Task prompt:
Will you write out all the entries below exactly?

Stored data entries:
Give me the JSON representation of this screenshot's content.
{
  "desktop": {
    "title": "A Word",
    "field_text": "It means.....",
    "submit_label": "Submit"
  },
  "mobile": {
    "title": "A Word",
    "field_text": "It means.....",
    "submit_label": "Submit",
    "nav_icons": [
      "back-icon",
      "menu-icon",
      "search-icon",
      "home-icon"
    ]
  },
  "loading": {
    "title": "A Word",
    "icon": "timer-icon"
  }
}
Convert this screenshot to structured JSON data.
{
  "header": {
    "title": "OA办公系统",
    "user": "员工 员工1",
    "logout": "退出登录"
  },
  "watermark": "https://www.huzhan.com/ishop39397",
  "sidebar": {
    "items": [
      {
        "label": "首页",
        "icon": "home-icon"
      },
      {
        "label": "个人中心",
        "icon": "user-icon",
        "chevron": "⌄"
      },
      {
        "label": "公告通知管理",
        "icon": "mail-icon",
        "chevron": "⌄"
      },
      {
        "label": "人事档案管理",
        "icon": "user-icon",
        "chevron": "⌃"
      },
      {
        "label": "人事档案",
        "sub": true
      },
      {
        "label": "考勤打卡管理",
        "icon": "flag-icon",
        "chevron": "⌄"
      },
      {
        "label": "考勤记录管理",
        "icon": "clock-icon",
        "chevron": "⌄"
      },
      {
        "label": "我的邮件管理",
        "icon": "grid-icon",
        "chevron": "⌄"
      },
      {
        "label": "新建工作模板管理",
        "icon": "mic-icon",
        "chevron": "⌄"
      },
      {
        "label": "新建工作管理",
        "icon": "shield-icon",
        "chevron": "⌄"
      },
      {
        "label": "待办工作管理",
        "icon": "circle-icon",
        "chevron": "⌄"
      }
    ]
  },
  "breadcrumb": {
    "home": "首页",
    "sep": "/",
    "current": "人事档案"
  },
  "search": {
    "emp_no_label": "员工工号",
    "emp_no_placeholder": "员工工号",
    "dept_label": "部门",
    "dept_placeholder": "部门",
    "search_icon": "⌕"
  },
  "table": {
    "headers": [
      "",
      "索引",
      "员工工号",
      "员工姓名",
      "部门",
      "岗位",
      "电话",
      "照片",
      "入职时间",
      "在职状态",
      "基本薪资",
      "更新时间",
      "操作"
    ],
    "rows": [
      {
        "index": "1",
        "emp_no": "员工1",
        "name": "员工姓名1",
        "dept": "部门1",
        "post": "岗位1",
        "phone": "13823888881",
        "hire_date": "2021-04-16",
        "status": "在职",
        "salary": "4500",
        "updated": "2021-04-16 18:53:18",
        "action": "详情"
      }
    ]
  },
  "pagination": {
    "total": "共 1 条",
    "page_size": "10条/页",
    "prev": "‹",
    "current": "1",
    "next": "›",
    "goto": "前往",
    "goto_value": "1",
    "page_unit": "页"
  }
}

Expected output:
Give me the JSON representation of this screenshot's content.
{
  "desktop": {
    "title": "A Word",
    "field_text": "It means.....",
    "submit_label": "Submit"
  },
  "mobile": {
    "title": "A Word",
    "field_text": "It means.....",
    "submit_label": "Submit",
    "nav_icons": [
      "back-icon",
      "menu-icon",
      "search-icon",
      "home-icon"
    ]
  },
  "loading": {
    "title": "A Word",
    "icon": "timer-icon"
  }
}
Convert this screenshot to structured JSON data.
{
  "header": {
    "title": "OA办公系统",
    "user": "员工 员工1",
    "logout": "退出登录"
  },
  "watermark": "https://www.huzhan.com/ishop39397",
  "sidebar": {
    "items": [
      {
        "label": "首页",
        "icon": "home-icon"
      },
      {
        "label": "个人中心",
        "icon": "user-icon",
        "chevron": "⌄"
      },
      {
        "label": "公告通知管理",
        "icon": "mail-icon",
        "chevron": "⌄"
      },
      {
        "label": "人事档案管理",
        "icon": "user-icon",
        "chevron": "⌃"
      },
      {
        "label": "人事档案",
        "sub": true
      },
      {
        "label": "考勤打卡管理",
        "icon": "flag-icon",
        "chevron": "⌄"
      },
      {
        "label": "考勤记录管理",
        "icon": "clock-icon",
        "chevron": "⌄"
      },
      {
        "label": "我的邮件管理",
        "icon": "grid-icon",
        "chevron": "⌄"
      },
      {
        "label": "新建工作模板管理",
        "icon": "mic-icon",
        "chevron": "⌄"
      },
      {
        "label": "新建工作管理",
        "icon": "shield-icon",
        "chevron": "⌄"
      },
      {
        "label": "待办工作管理",
        "icon": "circle-icon",
        "chevron": "⌄"
      }
    ]
  },
  "breadcrumb": {
    "home": "首页",
    "sep": "/",
    "current": "人事档案"
  },
  "search": {
    "emp_no_label": "员工工号",
    "emp_no_placeholder": "员工工号",
    "dept_label": "部门",
    "dept_placeholder": "部门",
    "search_icon": "⌕"
  },
  "table": {
    "headers": [
      "",
      "索引",
      "员工工号",
      "员工姓名",
      "部门",
      "岗位",
      "电话",
      "照片",
      "入职时间",
      "在职状态",
      "基本薪资",
      "更新时间",
      "操作"
    ],
    "rows": [
      {
        "index": "1",
        "emp_no": "员工1",
        "name": "员工姓名1",
        "dept": "部门1",
        "post": "岗位1",
        "phone": "13823888881",
        "hire_date": "2021-04-16",
        "status": "在职",
        "salary": "4500",
        "updated": "2021-04-16 18:53:18",
        "action": "详情"
      }
    ]
  },
  "pagination": {
    "total": "共 1 条",
    "page_size": "10条/页",
    "prev": "‹",
    "current": "1",
    "next": "›",
    "goto": "前往",
    "goto_value": "1",
    "page_unit": "页"
  }
}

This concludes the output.